• [RECORDS SHOWN]:
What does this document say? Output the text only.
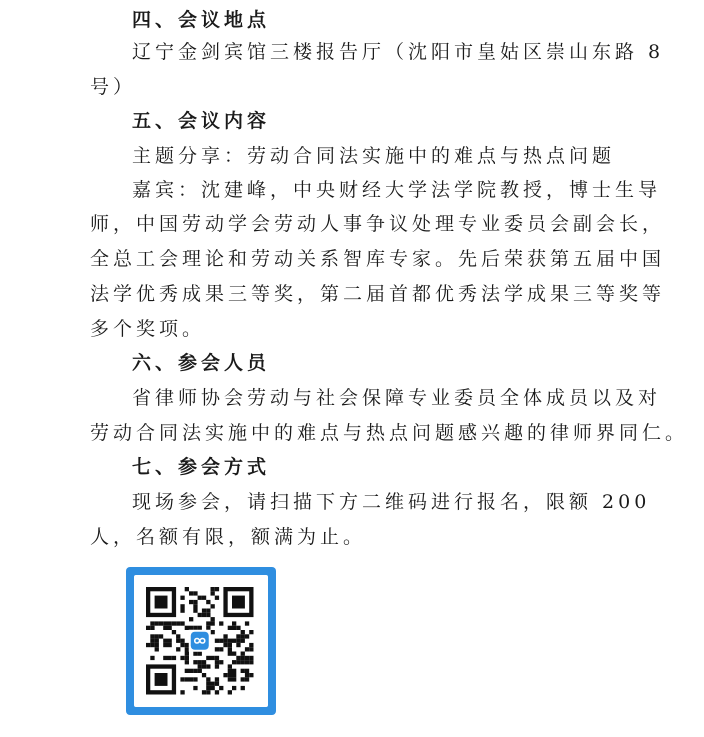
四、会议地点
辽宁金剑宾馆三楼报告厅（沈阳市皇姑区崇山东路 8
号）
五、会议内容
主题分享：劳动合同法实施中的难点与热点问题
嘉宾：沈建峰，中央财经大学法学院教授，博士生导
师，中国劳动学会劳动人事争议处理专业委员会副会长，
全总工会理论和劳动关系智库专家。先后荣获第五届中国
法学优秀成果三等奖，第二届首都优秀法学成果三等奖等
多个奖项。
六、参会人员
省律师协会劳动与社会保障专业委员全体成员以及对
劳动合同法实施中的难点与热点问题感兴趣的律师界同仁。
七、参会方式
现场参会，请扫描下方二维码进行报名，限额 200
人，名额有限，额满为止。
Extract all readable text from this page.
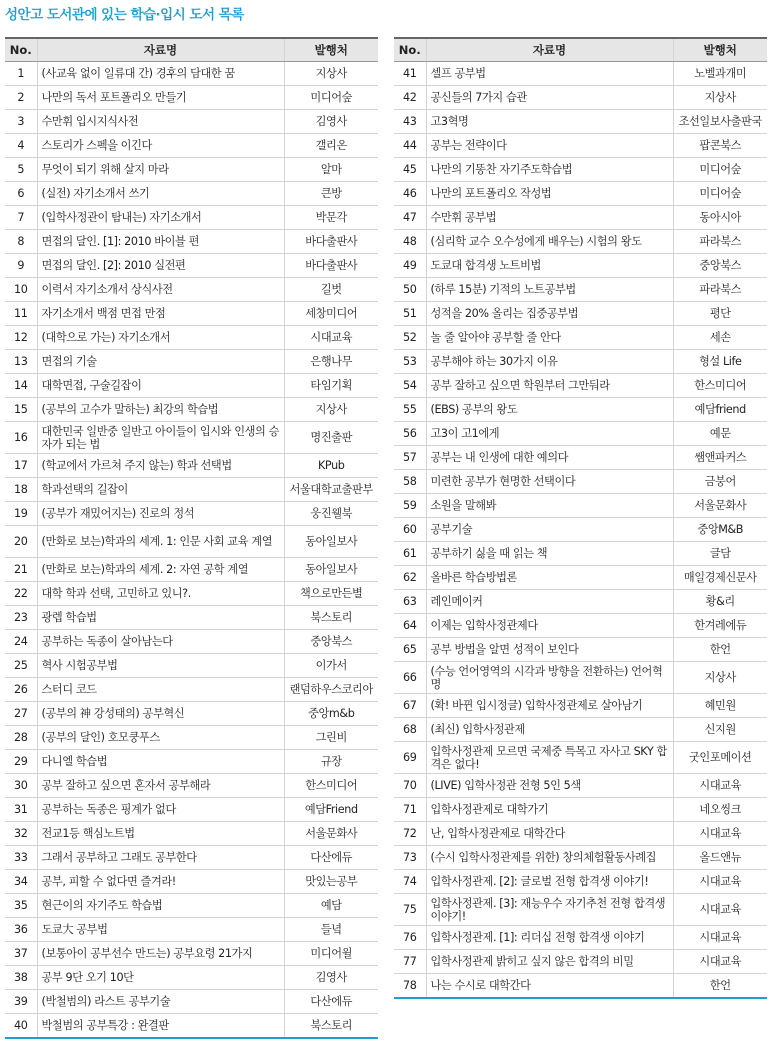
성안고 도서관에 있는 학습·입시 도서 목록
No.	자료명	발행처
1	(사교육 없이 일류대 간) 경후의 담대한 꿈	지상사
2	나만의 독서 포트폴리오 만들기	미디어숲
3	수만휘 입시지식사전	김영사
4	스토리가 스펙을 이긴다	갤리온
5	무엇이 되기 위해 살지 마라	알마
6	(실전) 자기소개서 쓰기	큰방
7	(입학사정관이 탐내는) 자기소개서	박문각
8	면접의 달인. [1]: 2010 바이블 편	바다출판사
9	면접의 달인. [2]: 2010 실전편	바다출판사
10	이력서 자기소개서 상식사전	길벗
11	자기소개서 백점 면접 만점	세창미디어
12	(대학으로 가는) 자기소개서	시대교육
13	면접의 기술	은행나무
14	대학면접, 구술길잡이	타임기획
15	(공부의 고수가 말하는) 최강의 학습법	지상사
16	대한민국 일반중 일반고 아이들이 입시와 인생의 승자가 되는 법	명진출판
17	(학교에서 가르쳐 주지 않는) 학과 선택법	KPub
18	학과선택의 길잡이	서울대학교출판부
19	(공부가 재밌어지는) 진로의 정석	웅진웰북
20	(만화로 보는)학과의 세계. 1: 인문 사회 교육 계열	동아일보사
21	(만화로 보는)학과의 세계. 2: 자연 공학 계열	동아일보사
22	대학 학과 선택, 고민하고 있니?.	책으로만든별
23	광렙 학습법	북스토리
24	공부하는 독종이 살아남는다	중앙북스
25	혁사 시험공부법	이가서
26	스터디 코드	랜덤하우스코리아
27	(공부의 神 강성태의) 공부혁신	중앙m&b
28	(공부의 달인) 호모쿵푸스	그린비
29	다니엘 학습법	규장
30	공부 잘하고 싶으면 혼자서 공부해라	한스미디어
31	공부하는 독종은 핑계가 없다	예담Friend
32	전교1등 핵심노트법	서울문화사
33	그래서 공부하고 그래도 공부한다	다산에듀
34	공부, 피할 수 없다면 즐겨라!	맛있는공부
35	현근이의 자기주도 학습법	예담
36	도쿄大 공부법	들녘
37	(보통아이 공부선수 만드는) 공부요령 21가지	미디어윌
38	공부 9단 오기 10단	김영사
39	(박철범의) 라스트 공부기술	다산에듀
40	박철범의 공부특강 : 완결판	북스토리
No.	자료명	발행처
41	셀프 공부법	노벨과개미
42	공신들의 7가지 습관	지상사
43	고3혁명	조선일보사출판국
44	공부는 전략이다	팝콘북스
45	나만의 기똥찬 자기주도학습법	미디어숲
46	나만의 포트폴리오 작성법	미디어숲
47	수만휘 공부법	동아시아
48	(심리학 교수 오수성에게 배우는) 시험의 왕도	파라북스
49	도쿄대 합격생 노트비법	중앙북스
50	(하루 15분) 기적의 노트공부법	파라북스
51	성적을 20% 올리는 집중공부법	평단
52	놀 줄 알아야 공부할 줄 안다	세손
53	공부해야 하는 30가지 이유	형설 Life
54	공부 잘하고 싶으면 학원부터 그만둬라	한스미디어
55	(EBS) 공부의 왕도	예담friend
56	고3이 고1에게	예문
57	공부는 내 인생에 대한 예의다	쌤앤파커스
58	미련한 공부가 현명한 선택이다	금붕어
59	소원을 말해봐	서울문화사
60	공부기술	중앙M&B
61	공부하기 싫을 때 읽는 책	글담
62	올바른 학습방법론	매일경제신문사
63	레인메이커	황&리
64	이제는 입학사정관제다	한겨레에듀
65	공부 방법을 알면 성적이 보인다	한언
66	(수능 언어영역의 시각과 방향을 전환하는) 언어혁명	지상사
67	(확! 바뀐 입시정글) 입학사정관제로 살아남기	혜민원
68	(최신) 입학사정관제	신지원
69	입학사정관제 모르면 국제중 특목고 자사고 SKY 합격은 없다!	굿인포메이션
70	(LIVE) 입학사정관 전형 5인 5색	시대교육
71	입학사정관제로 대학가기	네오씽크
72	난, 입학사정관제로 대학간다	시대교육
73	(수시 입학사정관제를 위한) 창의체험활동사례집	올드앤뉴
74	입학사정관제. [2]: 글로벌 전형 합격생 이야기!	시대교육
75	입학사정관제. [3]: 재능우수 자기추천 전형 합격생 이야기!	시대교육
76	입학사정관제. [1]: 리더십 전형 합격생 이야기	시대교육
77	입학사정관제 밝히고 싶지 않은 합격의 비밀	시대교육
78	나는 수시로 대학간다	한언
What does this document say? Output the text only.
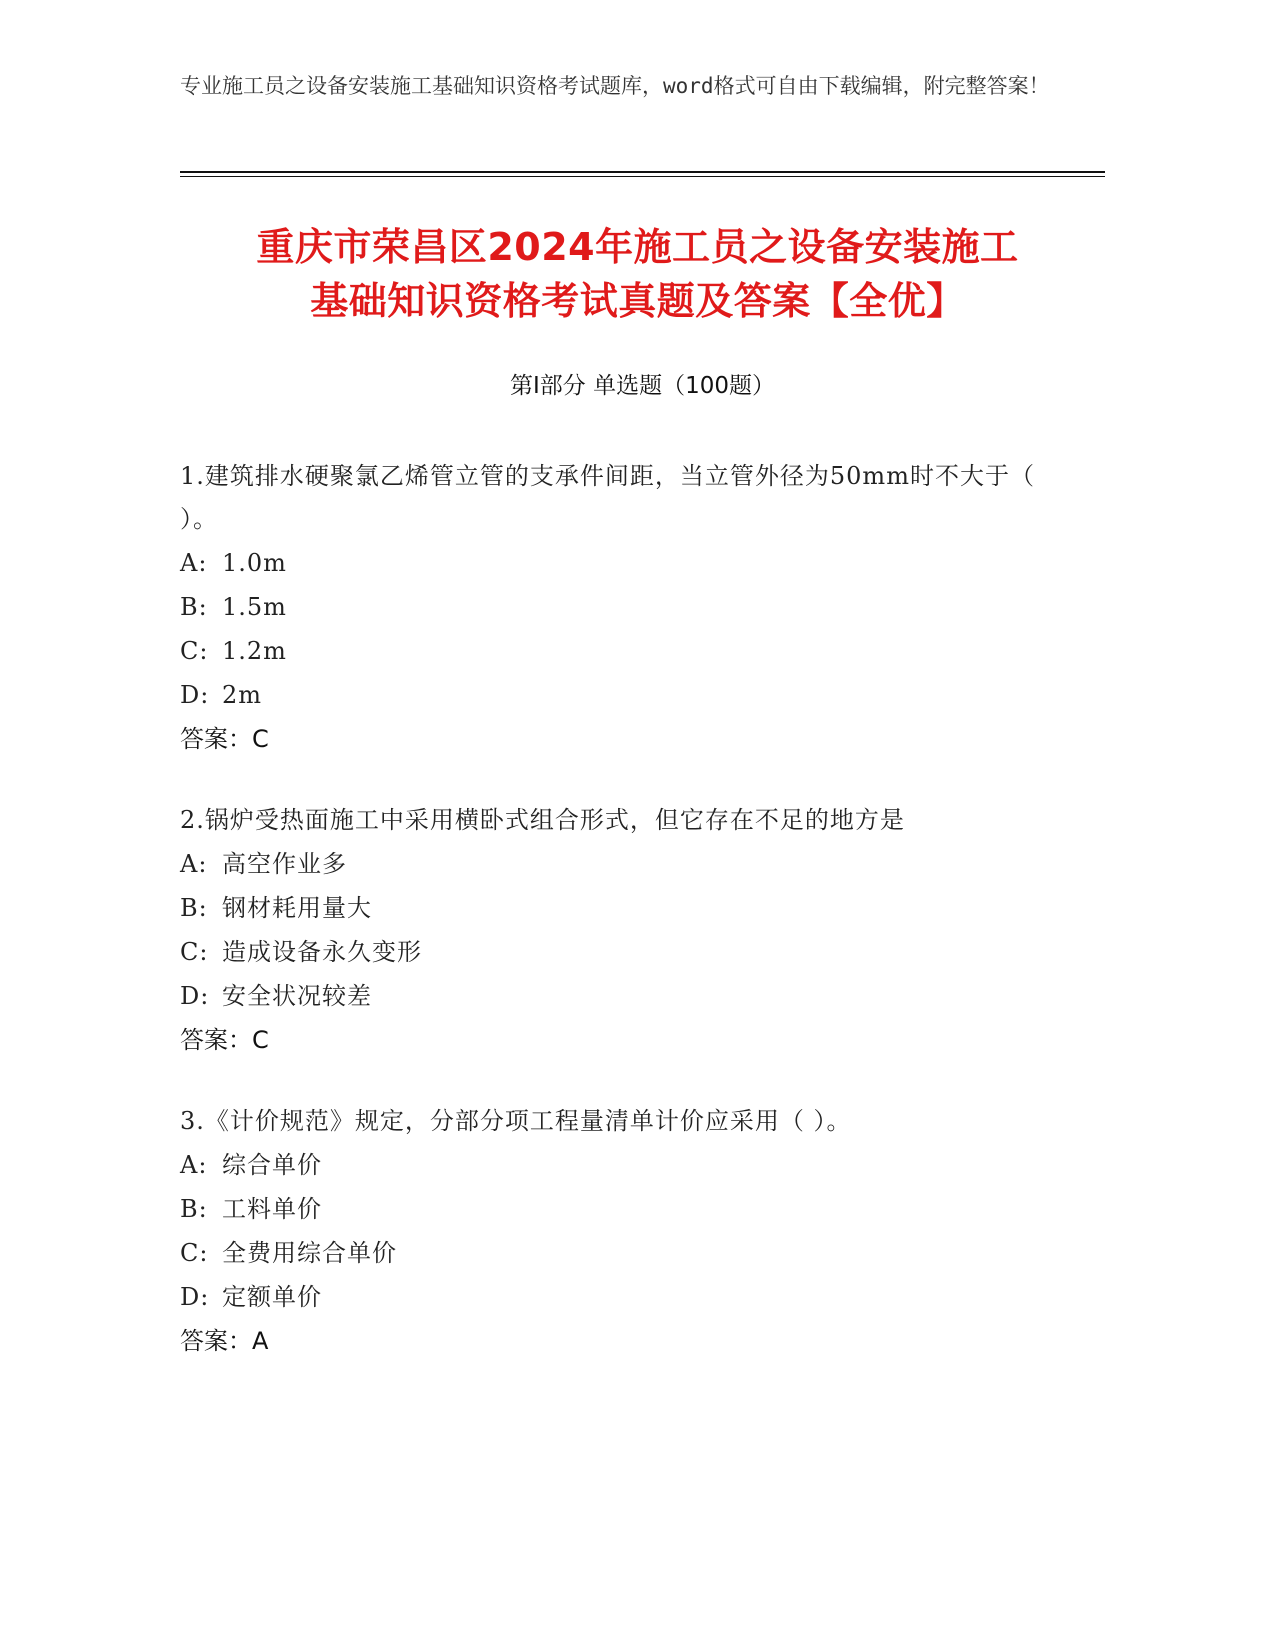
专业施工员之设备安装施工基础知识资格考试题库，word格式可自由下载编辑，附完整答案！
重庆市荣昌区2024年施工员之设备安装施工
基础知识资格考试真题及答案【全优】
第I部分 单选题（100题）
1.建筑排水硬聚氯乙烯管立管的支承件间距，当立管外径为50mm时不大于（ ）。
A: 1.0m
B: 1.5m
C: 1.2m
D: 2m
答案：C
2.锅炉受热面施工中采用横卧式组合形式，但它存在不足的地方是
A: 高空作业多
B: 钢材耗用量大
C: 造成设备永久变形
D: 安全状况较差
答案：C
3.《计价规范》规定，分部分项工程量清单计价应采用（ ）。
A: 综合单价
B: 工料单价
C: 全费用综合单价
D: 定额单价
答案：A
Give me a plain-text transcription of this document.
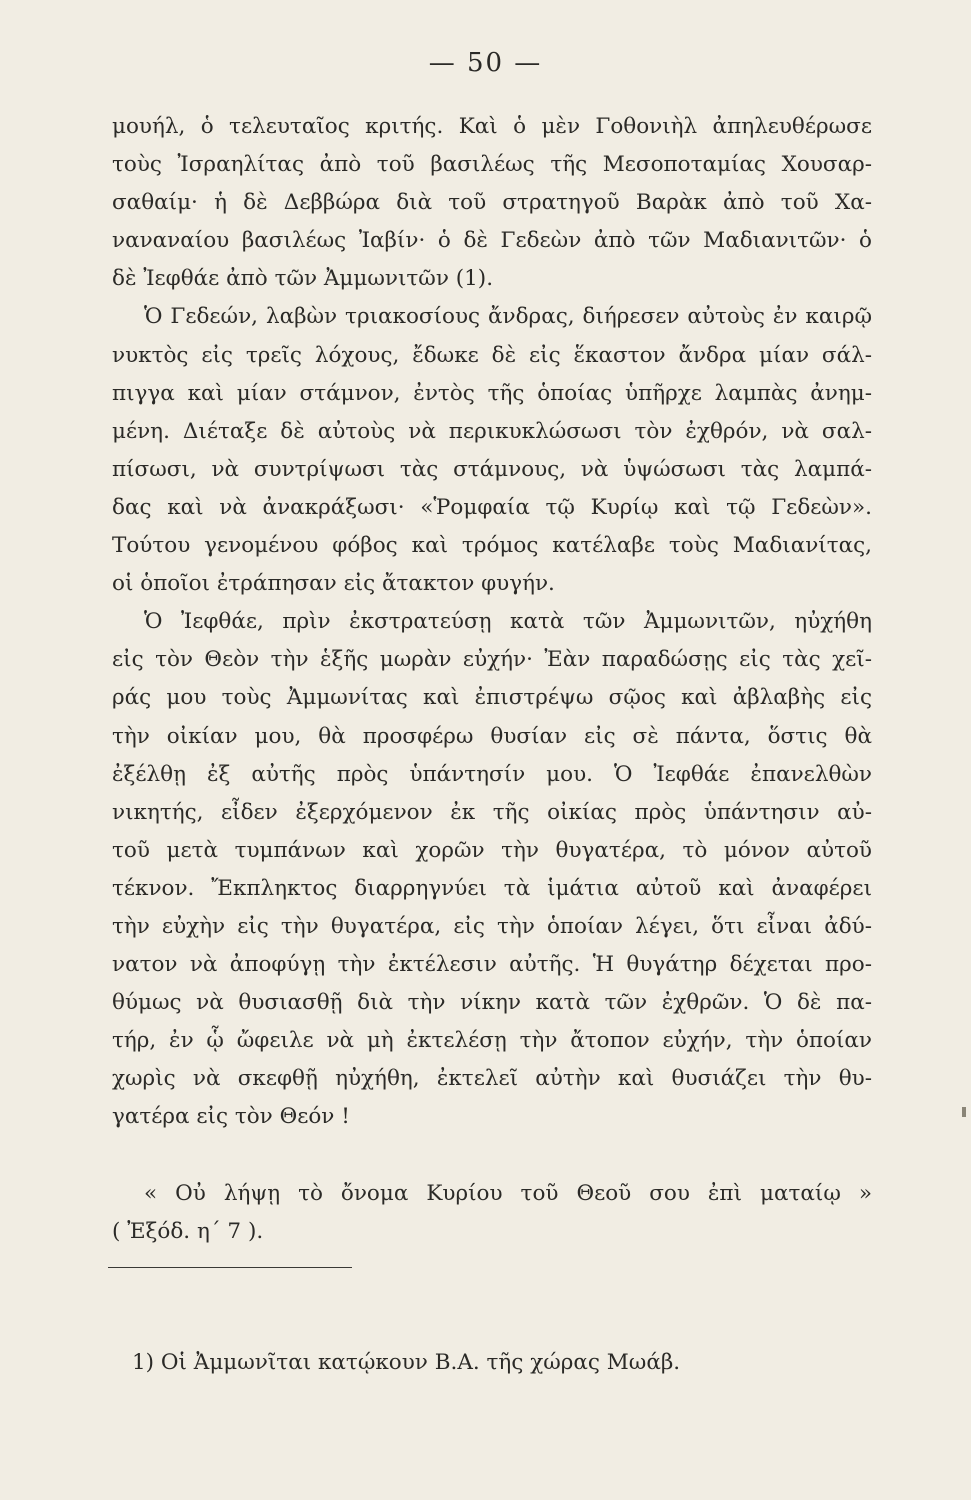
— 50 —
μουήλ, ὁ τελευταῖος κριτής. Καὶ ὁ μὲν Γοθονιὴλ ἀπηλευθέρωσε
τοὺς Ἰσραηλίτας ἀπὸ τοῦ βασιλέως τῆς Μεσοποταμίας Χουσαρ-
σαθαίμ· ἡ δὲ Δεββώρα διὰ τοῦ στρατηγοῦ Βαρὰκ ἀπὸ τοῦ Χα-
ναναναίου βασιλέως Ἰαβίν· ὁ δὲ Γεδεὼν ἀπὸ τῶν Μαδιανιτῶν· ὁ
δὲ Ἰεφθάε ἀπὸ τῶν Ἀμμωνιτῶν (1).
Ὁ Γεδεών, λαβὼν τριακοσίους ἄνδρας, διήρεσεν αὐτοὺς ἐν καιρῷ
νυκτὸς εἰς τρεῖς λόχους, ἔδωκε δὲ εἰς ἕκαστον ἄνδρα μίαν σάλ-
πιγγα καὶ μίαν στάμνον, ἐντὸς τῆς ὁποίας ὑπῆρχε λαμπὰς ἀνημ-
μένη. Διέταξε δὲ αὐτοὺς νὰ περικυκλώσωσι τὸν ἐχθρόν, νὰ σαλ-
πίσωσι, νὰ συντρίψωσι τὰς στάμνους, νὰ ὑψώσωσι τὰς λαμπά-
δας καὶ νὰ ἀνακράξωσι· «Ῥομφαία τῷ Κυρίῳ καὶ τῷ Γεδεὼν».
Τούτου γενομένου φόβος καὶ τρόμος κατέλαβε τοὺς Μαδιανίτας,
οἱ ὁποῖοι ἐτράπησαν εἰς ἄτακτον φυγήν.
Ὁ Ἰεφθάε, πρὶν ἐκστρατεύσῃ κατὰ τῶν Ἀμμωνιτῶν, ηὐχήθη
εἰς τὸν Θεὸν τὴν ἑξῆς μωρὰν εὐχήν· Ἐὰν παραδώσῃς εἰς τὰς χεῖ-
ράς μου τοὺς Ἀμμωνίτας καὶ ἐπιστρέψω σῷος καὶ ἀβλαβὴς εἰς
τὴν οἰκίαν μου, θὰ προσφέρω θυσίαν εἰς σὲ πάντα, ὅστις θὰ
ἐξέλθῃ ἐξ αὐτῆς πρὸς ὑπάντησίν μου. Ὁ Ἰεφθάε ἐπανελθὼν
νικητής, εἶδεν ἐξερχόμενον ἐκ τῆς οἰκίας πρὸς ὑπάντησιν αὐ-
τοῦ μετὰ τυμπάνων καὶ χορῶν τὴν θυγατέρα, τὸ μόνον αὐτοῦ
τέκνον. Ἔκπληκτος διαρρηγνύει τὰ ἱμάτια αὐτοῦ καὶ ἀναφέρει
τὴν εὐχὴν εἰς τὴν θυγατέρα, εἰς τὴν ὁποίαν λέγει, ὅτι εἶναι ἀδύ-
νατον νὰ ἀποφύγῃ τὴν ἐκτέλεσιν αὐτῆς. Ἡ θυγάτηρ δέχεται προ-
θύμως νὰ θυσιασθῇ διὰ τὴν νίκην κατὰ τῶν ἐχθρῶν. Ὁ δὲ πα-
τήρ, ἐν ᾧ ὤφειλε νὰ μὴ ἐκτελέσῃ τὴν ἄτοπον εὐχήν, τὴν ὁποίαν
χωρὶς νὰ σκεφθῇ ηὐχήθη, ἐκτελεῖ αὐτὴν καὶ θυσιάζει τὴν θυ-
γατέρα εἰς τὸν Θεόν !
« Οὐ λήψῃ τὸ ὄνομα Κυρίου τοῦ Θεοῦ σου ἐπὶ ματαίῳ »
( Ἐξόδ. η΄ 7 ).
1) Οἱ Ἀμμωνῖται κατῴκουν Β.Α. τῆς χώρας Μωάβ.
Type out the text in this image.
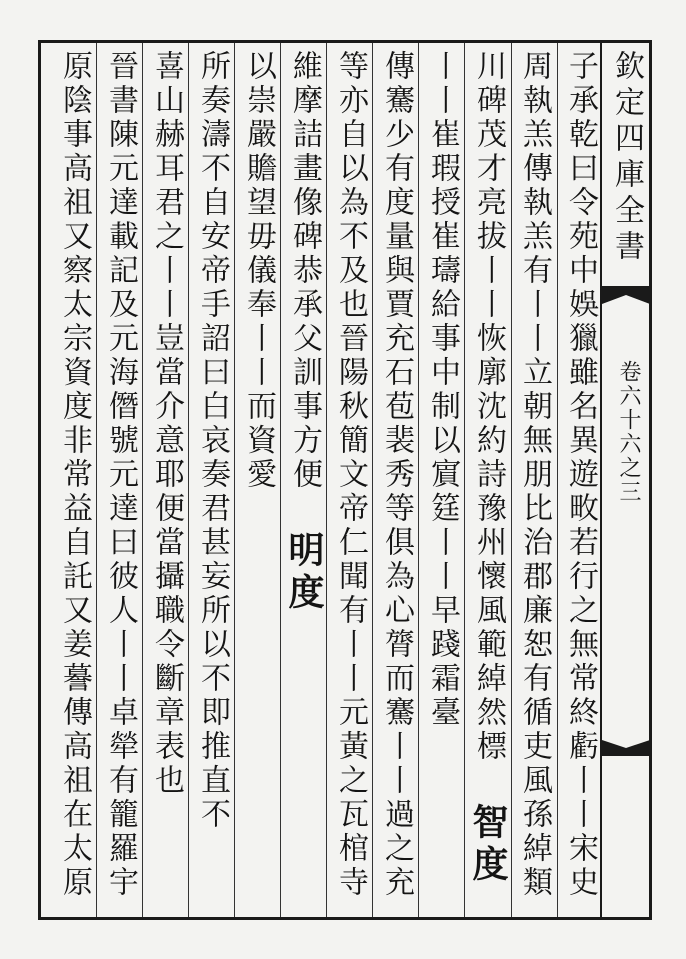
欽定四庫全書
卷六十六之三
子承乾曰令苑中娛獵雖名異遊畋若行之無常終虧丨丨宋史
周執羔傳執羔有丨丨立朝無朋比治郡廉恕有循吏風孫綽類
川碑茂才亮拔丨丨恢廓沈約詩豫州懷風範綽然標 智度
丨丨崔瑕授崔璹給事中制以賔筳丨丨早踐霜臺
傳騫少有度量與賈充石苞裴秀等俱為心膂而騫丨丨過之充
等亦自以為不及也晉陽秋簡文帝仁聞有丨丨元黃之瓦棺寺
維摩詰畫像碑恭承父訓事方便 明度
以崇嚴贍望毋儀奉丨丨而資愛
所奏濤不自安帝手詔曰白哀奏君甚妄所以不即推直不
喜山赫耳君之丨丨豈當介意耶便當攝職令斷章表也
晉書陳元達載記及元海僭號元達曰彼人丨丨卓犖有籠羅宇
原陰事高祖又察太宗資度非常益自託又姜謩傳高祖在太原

• [REQUIRED WORK]:
The lines to repeat start at the one holding "Give me a plain-text" and run through the last line of the records above; write them out exactly, both ends included, but not the pictures.

• [TASK RESPONSE]:
Give me a plain-text transcription of this document.
— 50 —
μουήλ, ὁ τελευταῖος κριτής. Καὶ ὁ μὲν Γοθονιὴλ ἀπηλευθέρωσε
τοὺς Ἰσραηλίτας ἀπὸ τοῦ βασιλέως τῆς Μεσοποταμίας Χουσαρ-
σαθαίμ· ἡ δὲ Δεββώρα διὰ τοῦ στρατηγοῦ Βαρὰκ ἀπὸ τοῦ Χα-
ναναναίου βασιλέως Ἰαβίν· ὁ δὲ Γεδεὼν ἀπὸ τῶν Μαδιανιτῶν· ὁ
δὲ Ἰεφθάε ἀπὸ τῶν Ἀμμωνιτῶν (1).
Ὁ Γεδεών, λαβὼν τριακοσίους ἄνδρας, διήρεσεν αὐτοὺς ἐν καιρῷ
νυκτὸς εἰς τρεῖς λόχους, ἔδωκε δὲ εἰς ἕκαστον ἄνδρα μίαν σάλ-
πιγγα καὶ μίαν στάμνον, ἐντὸς τῆς ὁποίας ὑπῆρχε λαμπὰς ἀνημ-
μένη. Διέταξε δὲ αὐτοὺς νὰ περικυκλώσωσι τὸν ἐχθρόν, νὰ σαλ-
πίσωσι, νὰ συντρίψωσι τὰς στάμνους, νὰ ὑψώσωσι τὰς λαμπά-
δας καὶ νὰ ἀνακράξωσι· «Ῥομφαία τῷ Κυρίῳ καὶ τῷ Γεδεὼν».
Τούτου γενομένου φόβος καὶ τρόμος κατέλαβε τοὺς Μαδιανίτας,
οἱ ὁποῖοι ἐτράπησαν εἰς ἄτακτον φυγήν.
Ὁ Ἰεφθάε, πρὶν ἐκστρατεύσῃ κατὰ τῶν Ἀμμωνιτῶν, ηὐχήθη
εἰς τὸν Θεὸν τὴν ἑξῆς μωρὰν εὐχήν· Ἐὰν παραδώσῃς εἰς τὰς χεῖ-
ράς μου τοὺς Ἀμμωνίτας καὶ ἐπιστρέψω σῷος καὶ ἀβλαβὴς εἰς
τὴν οἰκίαν μου, θὰ προσφέρω θυσίαν εἰς σὲ πάντα, ὅστις θὰ
ἐξέλθῃ ἐξ αὐτῆς πρὸς ὑπάντησίν μου. Ὁ Ἰεφθάε ἐπανελθὼν
νικητής, εἶδεν ἐξερχόμενον ἐκ τῆς οἰκίας πρὸς ὑπάντησιν αὐ-
τοῦ μετὰ τυμπάνων καὶ χορῶν τὴν θυγατέρα, τὸ μόνον αὐτοῦ
τέκνον. Ἔκπληκτος διαρρηγνύει τὰ ἱμάτια αὐτοῦ καὶ ἀναφέρει
τὴν εὐχὴν εἰς τὴν θυγατέρα, εἰς τὴν ὁποίαν λέγει, ὅτι εἶναι ἀδύ-
νατον νὰ ἀποφύγῃ τὴν ἐκτέλεσιν αὐτῆς. Ἡ θυγάτηρ δέχεται προ-
θύμως νὰ θυσιασθῇ διὰ τὴν νίκην κατὰ τῶν ἐχθρῶν. Ὁ δὲ πα-
τήρ, ἐν ᾧ ὤφειλε νὰ μὴ ἐκτελέσῃ τὴν ἄτοπον εὐχήν, τὴν ὁποίαν
χωρὶς νὰ σκεφθῇ ηὐχήθη, ἐκτελεῖ αὐτὴν καὶ θυσιάζει τὴν θυ-
γατέρα εἰς τὸν Θεόν !
« Οὐ λήψῃ τὸ ὄνομα Κυρίου τοῦ Θεοῦ σου ἐπὶ ματαίῳ »
( Ἐξόδ. η΄ 7 ).
1) Οἱ Ἀμμωνῖται κατῴκουν Β.Α. τῆς χώρας Μωάβ.
Type out the text in this image.
欽定四庫全書
卷六十六之三
子承乾曰令苑中娛獵雖名異遊畋若行之無常終虧丨丨宋史
周執羔傳執羔有丨丨立朝無朋比治郡廉恕有循吏風孫綽類
川碑茂才亮拔丨丨恢廓沈約詩豫州懷風範綽然標 智度
丨丨崔瑕授崔璹給事中制以賔筳丨丨早踐霜臺
傳騫少有度量與賈充石苞裴秀等俱為心膂而騫丨丨過之充
等亦自以為不及也晉陽秋簡文帝仁聞有丨丨元黃之瓦棺寺
維摩詰畫像碑恭承父訓事方便 明度
以崇嚴贍望毋儀奉丨丨而資愛
所奏濤不自安帝手詔曰白哀奏君甚妄所以不即推直不
喜山赫耳君之丨丨豈當介意耶便當攝職令斷章表也
晉書陳元達載記及元海僭號元達曰彼人丨丨卓犖有籠羅宇
原陰事高祖又察太宗資度非常益自託又姜謩傳高祖在太原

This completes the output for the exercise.